Reproduce the rows below word for word, from the first row through the row that contains "462, 86, 475]", both included.

_Supplied data_
════════
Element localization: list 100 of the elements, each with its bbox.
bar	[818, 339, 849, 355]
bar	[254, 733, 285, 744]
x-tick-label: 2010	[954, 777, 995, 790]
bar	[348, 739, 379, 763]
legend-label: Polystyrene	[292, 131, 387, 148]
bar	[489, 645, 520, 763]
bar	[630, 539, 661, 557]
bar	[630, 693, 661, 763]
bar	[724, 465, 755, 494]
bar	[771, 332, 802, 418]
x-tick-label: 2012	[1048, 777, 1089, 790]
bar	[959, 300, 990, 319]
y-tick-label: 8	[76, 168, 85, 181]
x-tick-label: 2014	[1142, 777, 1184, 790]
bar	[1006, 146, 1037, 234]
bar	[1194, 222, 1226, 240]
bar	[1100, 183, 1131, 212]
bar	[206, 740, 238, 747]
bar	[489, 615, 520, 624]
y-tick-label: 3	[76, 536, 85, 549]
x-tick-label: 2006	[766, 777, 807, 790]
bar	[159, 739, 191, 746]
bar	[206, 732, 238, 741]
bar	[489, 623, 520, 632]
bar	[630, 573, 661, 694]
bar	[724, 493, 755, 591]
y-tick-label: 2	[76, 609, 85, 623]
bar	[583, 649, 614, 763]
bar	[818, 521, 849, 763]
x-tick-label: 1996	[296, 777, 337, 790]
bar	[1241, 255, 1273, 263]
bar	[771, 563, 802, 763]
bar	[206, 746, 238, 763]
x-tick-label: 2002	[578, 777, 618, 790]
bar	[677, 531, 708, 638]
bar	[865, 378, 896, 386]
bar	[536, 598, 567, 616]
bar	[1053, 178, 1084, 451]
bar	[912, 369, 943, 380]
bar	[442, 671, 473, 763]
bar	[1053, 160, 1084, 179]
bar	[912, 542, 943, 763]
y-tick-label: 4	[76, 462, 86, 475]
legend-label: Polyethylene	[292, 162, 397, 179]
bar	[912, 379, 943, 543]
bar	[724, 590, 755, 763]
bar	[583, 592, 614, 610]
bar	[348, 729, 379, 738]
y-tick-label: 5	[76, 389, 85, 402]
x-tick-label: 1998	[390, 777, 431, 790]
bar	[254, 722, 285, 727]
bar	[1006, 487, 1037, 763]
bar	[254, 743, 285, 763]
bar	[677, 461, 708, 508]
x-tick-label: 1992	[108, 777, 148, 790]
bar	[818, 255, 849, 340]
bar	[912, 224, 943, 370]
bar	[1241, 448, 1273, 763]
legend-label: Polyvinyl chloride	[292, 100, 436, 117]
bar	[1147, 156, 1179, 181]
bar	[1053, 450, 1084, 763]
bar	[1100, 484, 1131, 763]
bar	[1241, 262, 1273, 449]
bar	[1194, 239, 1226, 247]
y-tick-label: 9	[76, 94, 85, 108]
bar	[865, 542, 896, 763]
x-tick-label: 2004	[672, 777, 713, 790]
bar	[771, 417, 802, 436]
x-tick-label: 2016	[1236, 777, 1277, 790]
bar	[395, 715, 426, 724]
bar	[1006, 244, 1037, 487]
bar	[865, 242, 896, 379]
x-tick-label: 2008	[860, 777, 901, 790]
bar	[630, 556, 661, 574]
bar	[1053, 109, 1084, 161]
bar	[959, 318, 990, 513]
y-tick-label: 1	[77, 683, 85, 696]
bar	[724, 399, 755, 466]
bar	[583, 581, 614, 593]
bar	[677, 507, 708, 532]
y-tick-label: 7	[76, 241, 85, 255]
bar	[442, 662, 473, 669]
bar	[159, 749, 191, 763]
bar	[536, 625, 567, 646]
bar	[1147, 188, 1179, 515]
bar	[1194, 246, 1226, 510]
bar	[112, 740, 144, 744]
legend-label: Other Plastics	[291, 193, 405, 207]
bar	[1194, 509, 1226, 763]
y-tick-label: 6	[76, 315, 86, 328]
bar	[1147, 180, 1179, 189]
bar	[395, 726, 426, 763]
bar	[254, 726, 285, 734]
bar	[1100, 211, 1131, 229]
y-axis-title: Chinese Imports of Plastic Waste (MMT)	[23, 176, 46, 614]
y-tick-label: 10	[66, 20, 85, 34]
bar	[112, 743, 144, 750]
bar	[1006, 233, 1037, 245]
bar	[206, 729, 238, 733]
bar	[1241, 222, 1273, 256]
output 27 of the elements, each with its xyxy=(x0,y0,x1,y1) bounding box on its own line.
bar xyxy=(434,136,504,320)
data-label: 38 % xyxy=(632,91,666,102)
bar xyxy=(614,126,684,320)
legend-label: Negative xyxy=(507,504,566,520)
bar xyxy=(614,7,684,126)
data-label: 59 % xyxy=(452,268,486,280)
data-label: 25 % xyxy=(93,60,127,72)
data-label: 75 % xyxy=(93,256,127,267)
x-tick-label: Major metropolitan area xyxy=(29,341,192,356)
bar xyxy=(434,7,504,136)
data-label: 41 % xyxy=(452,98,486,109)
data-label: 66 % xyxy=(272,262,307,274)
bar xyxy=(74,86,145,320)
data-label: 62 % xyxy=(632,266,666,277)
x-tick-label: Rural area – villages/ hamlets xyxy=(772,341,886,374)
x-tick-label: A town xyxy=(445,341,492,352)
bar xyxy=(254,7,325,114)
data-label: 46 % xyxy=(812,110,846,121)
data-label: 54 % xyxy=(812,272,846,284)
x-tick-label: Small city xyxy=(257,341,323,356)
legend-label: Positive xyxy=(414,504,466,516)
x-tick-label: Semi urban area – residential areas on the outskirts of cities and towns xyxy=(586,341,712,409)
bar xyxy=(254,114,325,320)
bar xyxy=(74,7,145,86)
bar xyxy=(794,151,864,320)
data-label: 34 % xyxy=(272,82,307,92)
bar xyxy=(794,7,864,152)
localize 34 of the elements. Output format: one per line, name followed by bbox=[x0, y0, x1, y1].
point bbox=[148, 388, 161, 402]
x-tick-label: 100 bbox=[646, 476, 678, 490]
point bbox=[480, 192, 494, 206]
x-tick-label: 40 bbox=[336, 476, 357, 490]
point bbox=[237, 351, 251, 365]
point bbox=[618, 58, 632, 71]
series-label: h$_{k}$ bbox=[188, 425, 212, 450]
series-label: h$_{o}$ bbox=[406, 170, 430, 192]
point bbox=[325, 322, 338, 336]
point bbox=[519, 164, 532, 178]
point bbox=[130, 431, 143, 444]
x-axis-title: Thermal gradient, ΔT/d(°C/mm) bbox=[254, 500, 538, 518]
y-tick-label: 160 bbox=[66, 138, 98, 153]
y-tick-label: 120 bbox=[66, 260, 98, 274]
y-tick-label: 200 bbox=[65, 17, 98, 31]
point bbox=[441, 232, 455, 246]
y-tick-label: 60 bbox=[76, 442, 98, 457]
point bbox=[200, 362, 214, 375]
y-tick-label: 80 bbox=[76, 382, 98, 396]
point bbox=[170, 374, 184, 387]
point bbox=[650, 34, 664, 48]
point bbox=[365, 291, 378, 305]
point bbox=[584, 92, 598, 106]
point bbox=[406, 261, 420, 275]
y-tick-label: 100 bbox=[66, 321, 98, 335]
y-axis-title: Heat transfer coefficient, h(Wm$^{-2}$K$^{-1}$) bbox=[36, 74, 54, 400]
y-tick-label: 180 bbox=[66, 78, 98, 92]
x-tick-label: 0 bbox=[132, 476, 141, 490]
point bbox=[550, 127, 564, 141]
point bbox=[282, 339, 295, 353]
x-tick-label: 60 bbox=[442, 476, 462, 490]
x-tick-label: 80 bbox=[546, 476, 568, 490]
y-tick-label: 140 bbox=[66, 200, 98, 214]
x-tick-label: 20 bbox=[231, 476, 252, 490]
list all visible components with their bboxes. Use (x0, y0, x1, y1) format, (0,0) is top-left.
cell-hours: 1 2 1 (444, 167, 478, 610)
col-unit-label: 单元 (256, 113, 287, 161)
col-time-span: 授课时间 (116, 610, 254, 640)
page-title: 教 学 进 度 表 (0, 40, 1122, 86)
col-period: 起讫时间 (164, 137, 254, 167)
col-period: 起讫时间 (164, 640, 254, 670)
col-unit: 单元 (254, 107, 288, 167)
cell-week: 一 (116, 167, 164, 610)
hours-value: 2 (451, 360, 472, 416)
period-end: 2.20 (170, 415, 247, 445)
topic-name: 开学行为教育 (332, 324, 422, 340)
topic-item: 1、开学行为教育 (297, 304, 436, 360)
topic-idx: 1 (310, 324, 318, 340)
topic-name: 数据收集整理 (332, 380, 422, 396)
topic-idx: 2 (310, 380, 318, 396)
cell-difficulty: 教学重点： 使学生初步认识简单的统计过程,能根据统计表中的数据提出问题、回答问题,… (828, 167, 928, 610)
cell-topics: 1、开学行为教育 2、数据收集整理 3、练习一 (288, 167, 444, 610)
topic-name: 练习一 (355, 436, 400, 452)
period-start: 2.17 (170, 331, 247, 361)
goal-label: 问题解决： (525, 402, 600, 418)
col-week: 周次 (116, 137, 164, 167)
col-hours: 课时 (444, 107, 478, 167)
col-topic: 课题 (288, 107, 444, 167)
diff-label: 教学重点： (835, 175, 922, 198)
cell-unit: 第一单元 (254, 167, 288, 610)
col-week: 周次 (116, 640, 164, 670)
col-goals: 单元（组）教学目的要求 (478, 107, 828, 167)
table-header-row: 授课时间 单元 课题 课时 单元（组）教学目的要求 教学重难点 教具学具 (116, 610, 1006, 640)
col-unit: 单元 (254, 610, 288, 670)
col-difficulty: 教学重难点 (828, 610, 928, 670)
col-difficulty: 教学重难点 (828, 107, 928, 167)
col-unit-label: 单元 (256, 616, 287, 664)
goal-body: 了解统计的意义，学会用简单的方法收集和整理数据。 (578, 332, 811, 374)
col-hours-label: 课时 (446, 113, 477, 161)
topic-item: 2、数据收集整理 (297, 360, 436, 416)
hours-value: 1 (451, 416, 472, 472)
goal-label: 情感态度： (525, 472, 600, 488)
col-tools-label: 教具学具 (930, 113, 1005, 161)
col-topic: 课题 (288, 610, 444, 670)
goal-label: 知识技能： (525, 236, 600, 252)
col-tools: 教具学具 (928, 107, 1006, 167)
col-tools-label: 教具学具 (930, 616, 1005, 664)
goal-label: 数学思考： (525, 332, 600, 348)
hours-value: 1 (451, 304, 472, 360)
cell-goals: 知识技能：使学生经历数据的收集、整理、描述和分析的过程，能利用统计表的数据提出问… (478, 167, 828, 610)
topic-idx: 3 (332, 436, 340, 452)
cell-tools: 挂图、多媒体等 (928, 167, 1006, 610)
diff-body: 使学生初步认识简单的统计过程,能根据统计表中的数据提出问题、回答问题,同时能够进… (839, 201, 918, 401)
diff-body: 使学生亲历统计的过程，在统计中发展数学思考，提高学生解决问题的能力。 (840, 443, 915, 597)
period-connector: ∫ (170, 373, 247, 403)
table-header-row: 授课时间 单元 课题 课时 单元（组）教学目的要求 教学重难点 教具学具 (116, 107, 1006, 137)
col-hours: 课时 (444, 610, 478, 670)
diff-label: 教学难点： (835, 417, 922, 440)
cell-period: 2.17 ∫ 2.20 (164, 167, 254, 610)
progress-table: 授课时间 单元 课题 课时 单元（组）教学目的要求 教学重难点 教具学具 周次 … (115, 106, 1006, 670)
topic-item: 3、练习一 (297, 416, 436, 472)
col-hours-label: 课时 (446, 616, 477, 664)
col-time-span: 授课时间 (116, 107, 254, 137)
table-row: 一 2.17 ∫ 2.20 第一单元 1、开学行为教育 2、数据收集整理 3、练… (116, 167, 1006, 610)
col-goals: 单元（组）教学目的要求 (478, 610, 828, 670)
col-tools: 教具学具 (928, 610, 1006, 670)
════════
_Answer in full_
Element localization: list 100 of the elements, each with its bbox.
bar	[818, 339, 849, 355]
bar	[254, 733, 285, 744]
x-tick-label: 2010	[954, 777, 995, 790]
bar	[348, 739, 379, 763]
legend-label: Polystyrene	[292, 131, 387, 148]
bar	[489, 645, 520, 763]
bar	[630, 539, 661, 557]
bar	[630, 693, 661, 763]
bar	[724, 465, 755, 494]
bar	[771, 332, 802, 418]
x-tick-label: 2012	[1048, 777, 1089, 790]
bar	[959, 300, 990, 319]
y-tick-label: 8	[76, 168, 85, 181]
x-tick-label: 2014	[1142, 777, 1184, 790]
bar	[1006, 146, 1037, 234]
bar	[1194, 222, 1226, 240]
bar	[1100, 183, 1131, 212]
bar	[206, 740, 238, 747]
bar	[489, 615, 520, 624]
y-tick-label: 3	[76, 536, 85, 549]
x-tick-label: 2006	[766, 777, 807, 790]
bar	[159, 739, 191, 746]
bar	[206, 732, 238, 741]
bar	[489, 623, 520, 632]
bar	[630, 573, 661, 694]
bar	[724, 493, 755, 591]
y-tick-label: 2	[76, 609, 85, 623]
bar	[583, 649, 614, 763]
bar	[818, 521, 849, 763]
x-tick-label: 1996	[296, 777, 337, 790]
bar	[1241, 255, 1273, 263]
bar	[771, 563, 802, 763]
bar	[206, 746, 238, 763]
x-tick-label: 2002	[578, 777, 618, 790]
bar	[677, 531, 708, 638]
bar	[865, 378, 896, 386]
bar	[536, 598, 567, 616]
bar	[1053, 178, 1084, 451]
bar	[912, 369, 943, 380]
bar	[442, 671, 473, 763]
bar	[1053, 160, 1084, 179]
bar	[912, 542, 943, 763]
y-tick-label: 4	[76, 462, 86, 475]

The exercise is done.